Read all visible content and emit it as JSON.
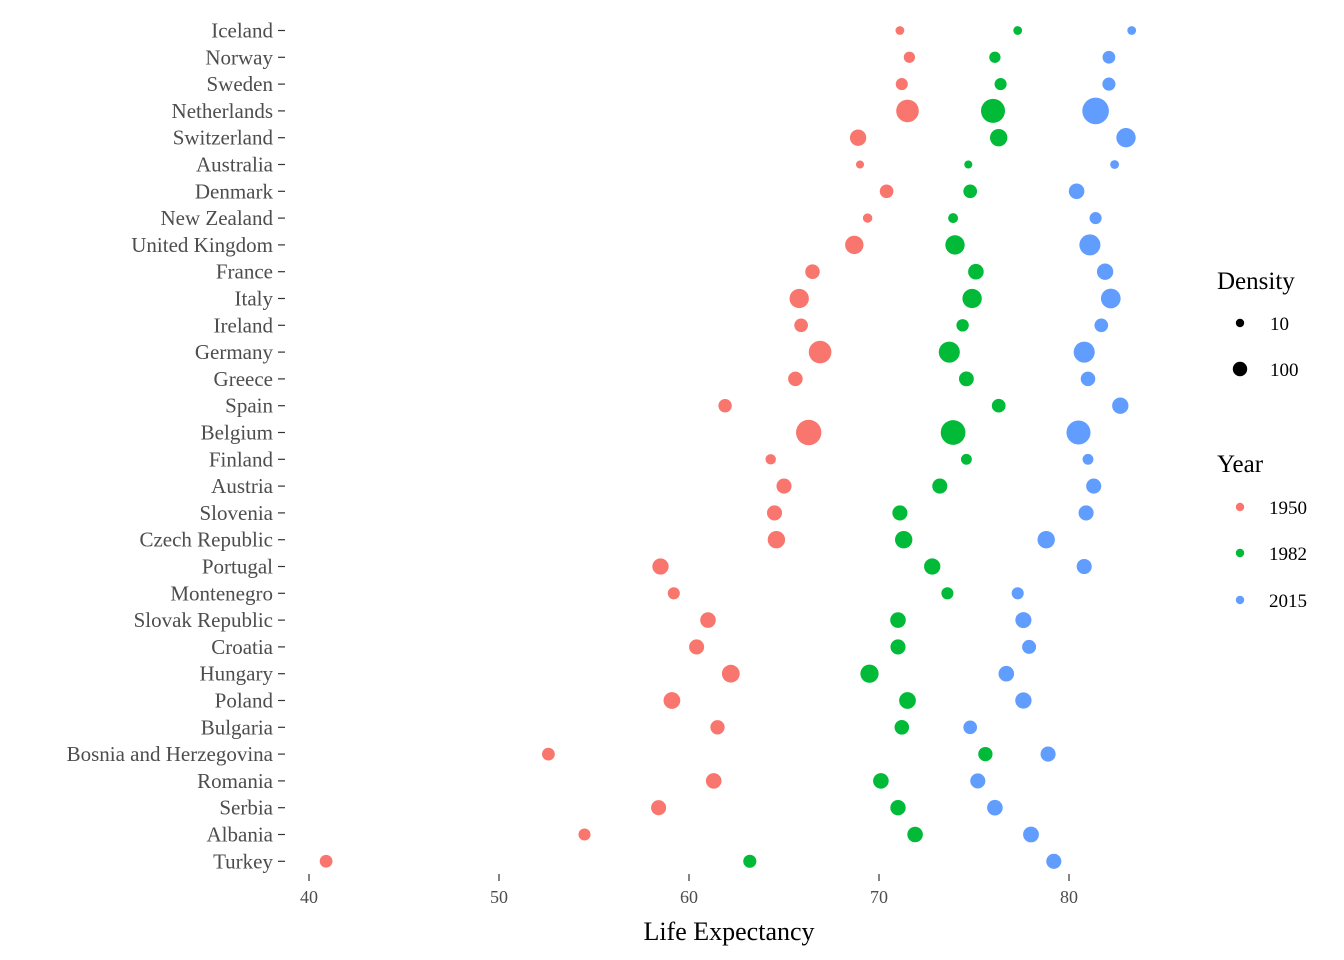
{
  "chart_data": {
    "type": "scatter",
    "title": "",
    "xlabel": "Life Expectancy",
    "ylabel": "",
    "xlim": [
      39,
      82.7
    ],
    "x_ticks": [
      40,
      50,
      60,
      70,
      80
    ],
    "grid": false,
    "legend_placement": "right",
    "categories": [
      "Iceland",
      "Norway",
      "Sweden",
      "Netherlands",
      "Switzerland",
      "Australia",
      "Denmark",
      "New Zealand",
      "United Kingdom",
      "France",
      "Italy",
      "Ireland",
      "Germany",
      "Greece",
      "Spain",
      "Belgium",
      "Finland",
      "Austria",
      "Slovenia",
      "Czech Republic",
      "Portugal",
      "Montenegro",
      "Slovak Republic",
      "Croatia",
      "Hungary",
      "Poland",
      "Bulgaria",
      "Bosnia and Herzegovina",
      "Romania",
      "Serbia",
      "Albania",
      "Turkey"
    ],
    "series": [
      {
        "name": "1950",
        "color": "#F8766D",
        "x": [
          71.1,
          71.6,
          71.2,
          71.5,
          68.9,
          69.0,
          70.4,
          69.4,
          68.7,
          66.5,
          65.8,
          65.9,
          66.9,
          65.6,
          61.9,
          66.3,
          64.3,
          65.0,
          64.5,
          64.6,
          58.5,
          59.2,
          61.0,
          60.4,
          62.2,
          59.1,
          61.5,
          52.6,
          61.3,
          58.4,
          54.5,
          40.9
        ],
        "density": [
          3,
          8,
          10,
          60,
          25,
          2,
          15,
          4,
          35,
          18,
          40,
          15,
          60,
          18,
          14,
          80,
          6,
          20,
          20,
          30,
          25,
          10,
          22,
          20,
          32,
          27,
          17,
          12,
          22,
          20,
          10,
          12
        ]
      },
      {
        "name": "1982",
        "color": "#00BA38",
        "x": [
          77.3,
          76.1,
          76.4,
          76.0,
          76.3,
          74.7,
          74.8,
          73.9,
          74.0,
          75.1,
          74.9,
          74.4,
          73.7,
          74.6,
          76.3,
          73.9,
          74.6,
          73.2,
          71.1,
          71.3,
          72.8,
          73.6,
          71.0,
          71.0,
          69.5,
          71.5,
          71.2,
          75.6,
          70.1,
          71.0,
          71.9,
          63.2
        ],
        "density": [
          3,
          8,
          10,
          70,
          30,
          2,
          15,
          5,
          40,
          22,
          40,
          11,
          50,
          19,
          15,
          75,
          7,
          20,
          20,
          30,
          25,
          10,
          22,
          20,
          34,
          27,
          18,
          17,
          22,
          21,
          22,
          13
        ]
      },
      {
        "name": "2015",
        "color": "#619CFF",
        "x": [
          83.3,
          82.1,
          82.1,
          81.4,
          83.0,
          82.4,
          80.4,
          81.4,
          81.1,
          81.9,
          82.2,
          81.7,
          80.8,
          81.0,
          82.7,
          80.5,
          81.0,
          81.3,
          80.9,
          78.8,
          80.8,
          77.3,
          77.6,
          77.9,
          76.7,
          77.6,
          74.8,
          78.9,
          75.2,
          76.1,
          78.0,
          79.2
        ],
        "density": [
          3,
          12,
          13,
          90,
          40,
          3,
          22,
          10,
          50,
          25,
          42,
          15,
          50,
          18,
          25,
          70,
          7,
          20,
          20,
          30,
          20,
          10,
          24,
          16,
          22,
          25,
          15,
          20,
          20,
          22,
          23,
          20
        ]
      }
    ],
    "legend": {
      "size_title": "Density",
      "size_entries": [
        {
          "label": "10",
          "value": 10
        },
        {
          "label": "100",
          "value": 100
        }
      ],
      "color_title": "Year",
      "color_entries": [
        "1950",
        "1982",
        "2015"
      ]
    }
  }
}
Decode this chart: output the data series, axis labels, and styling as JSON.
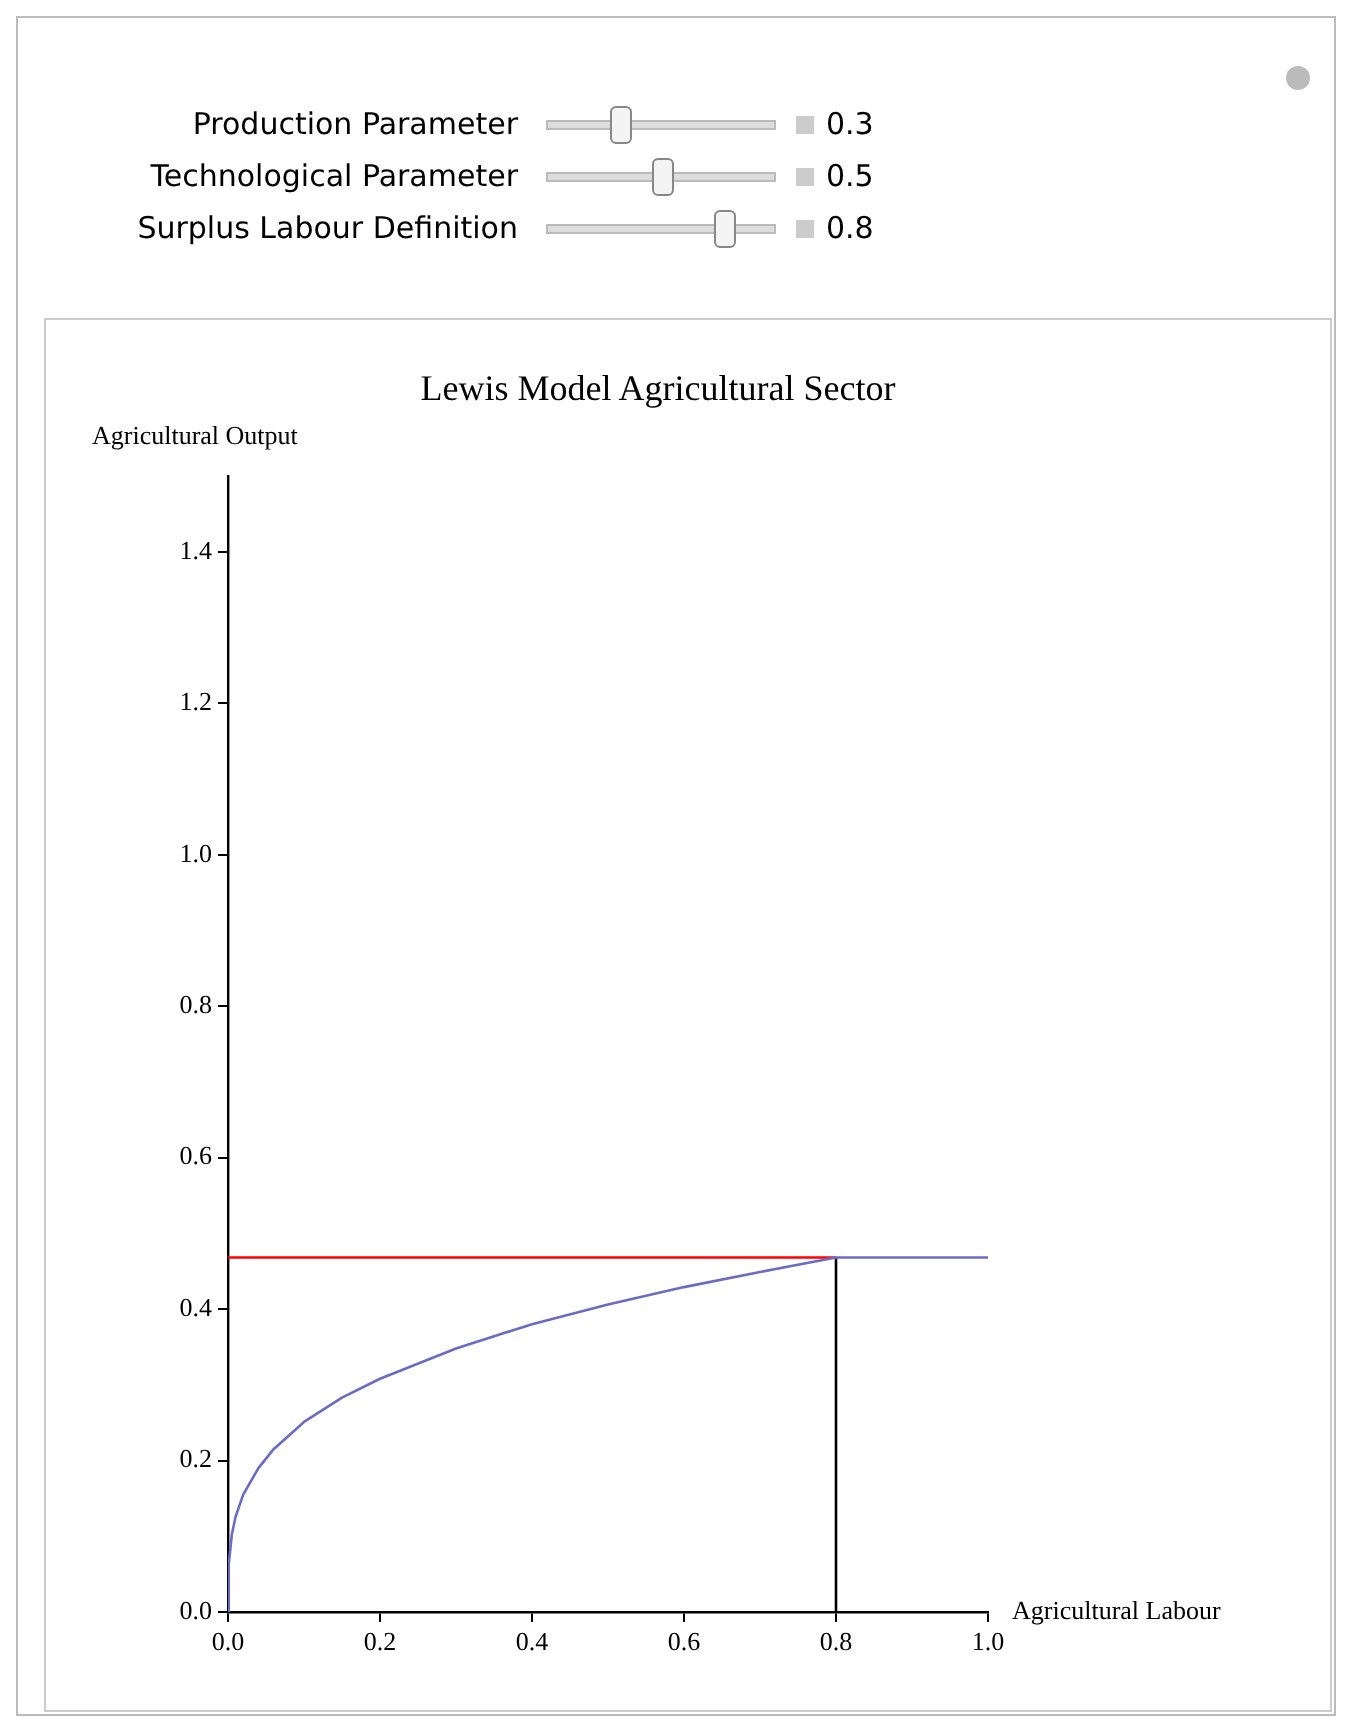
{
  "chart_data": {
    "type": "line",
    "title": "Lewis Model Agricultural Sector",
    "xlabel": "Agricultural Labour",
    "ylabel": "Agricultural Output",
    "annotations": [
      "Production Parameter",
      "0.3",
      "Technological Parameter",
      "0.5",
      "Surplus Labour Definition",
      "0.8"
    ],
    "series": [
      {
        "color": "#6b6bc4",
        "x": [
          0,
          0.001,
          0.005,
          0.01,
          0.02,
          0.04,
          0.06,
          0.1,
          0.15,
          0.2,
          0.3,
          0.4,
          0.5,
          0.6,
          0.7,
          0.8,
          1.0
        ],
        "values": [
          0,
          0.063,
          0.102,
          0.126,
          0.155,
          0.19,
          0.215,
          0.251,
          0.283,
          0.308,
          0.348,
          0.38,
          0.406,
          0.429,
          0.449,
          0.468,
          0.468
        ]
      },
      {
        "color": "#ff0000",
        "x": [
          0,
          0.8
        ],
        "values": [
          0.468,
          0.468
        ]
      },
      {
        "color": "#000000",
        "x": [
          0.8,
          0.8
        ],
        "values": [
          0,
          0.468
        ]
      }
    ],
    "xlim": [
      0,
      1
    ],
    "xticks": [
      {
        "value": 0,
        "label": "0.0"
      },
      0.2,
      0.4,
      0.6,
      0.8,
      {
        "value": 1,
        "label": "1.0"
      }
    ],
    "ylim": [
      0,
      1.5
    ],
    "yticks": [
      {
        "value": 0,
        "label": "0.0"
      },
      0.2,
      0.4,
      0.6,
      0.8,
      {
        "value": 1,
        "label": "1.0"
      },
      1.2,
      1.4
    ],
    "grid": false,
    "legend": false
  }
}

**Work instructions:**
Report the number of lines above containing the word "JSON", with no other text.

**Final answer:**
2